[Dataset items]
------------------------

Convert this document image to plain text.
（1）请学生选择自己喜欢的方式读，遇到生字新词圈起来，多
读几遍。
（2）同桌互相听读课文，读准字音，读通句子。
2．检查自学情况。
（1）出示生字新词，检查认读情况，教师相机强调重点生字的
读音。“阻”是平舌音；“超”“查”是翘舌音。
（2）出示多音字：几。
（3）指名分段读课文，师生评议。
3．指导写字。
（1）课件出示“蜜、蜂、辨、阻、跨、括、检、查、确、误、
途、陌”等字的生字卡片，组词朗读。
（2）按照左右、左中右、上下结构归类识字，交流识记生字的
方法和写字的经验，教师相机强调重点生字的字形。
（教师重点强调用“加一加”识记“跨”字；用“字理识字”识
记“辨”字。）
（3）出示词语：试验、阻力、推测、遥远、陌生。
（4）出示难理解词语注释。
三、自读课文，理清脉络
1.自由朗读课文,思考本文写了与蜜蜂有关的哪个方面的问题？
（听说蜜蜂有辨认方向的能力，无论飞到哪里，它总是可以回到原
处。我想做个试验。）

------------------------

**WORK INSTRUCTIONS:** Your task is to reproduce all of the records exactly.

**TASK RESPONSE:**
Convert this document image to plain text.
（1）请学生选择自己喜欢的方式读，遇到生字新词圈起来，多
读几遍。
（2）同桌互相听读课文，读准字音，读通句子。
2．检查自学情况。
（1）出示生字新词，检查认读情况，教师相机强调重点生字的
读音。“阻”是平舌音；“超”“查”是翘舌音。
（2）出示多音字：几。
（3）指名分段读课文，师生评议。
3．指导写字。
（1）课件出示“蜜、蜂、辨、阻、跨、括、检、查、确、误、
途、陌”等字的生字卡片，组词朗读。
（2）按照左右、左中右、上下结构归类识字，交流识记生字的
方法和写字的经验，教师相机强调重点生字的字形。
（教师重点强调用“加一加”识记“跨”字；用“字理识字”识
记“辨”字。）
（3）出示词语：试验、阻力、推测、遥远、陌生。
（4）出示难理解词语注释。
三、自读课文，理清脉络
1.自由朗读课文,思考本文写了与蜜蜂有关的哪个方面的问题？
（听说蜜蜂有辨认方向的能力，无论飞到哪里，它总是可以回到原
处。我想做个试验。）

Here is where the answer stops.